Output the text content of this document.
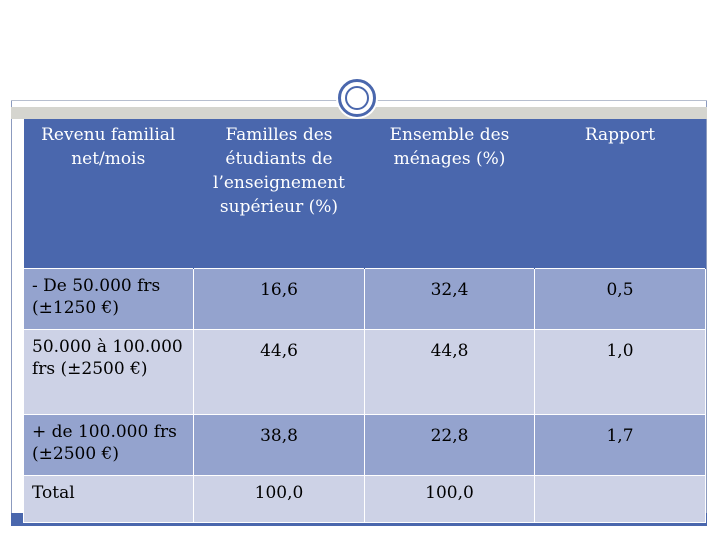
Revenu familial net/mois	Familles des étudiants de l’enseignement supérieur (%)	Ensemble des ménages (%)	Rapport
- De 50.000 frs (±1250 €)	16,6	32,4	0,5
50.000 à 100.000 frs (±2500 €)	44,6	44,8	1,0
+ de 100.000 frs (±2500 €)	38,8	22,8	1,7
Total	100,0	100,0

****

# REQUIRED TASK:
Omit the pictures and restate the rest of the records verbatim.

# EXERCISE RESPONSE:
Output the text content of this document.
Revenu familial net/mois	Familles des étudiants de l’enseignement supérieur (%)	Ensemble des ménages (%)	Rapport
- De 50.000 frs (±1250 €)	16,6	32,4	0,5
50.000 à 100.000 frs (±2500 €)	44,6	44,8	1,0
+ de 100.000 frs (±2500 €)	38,8	22,8	1,7
Total	100,0	100,0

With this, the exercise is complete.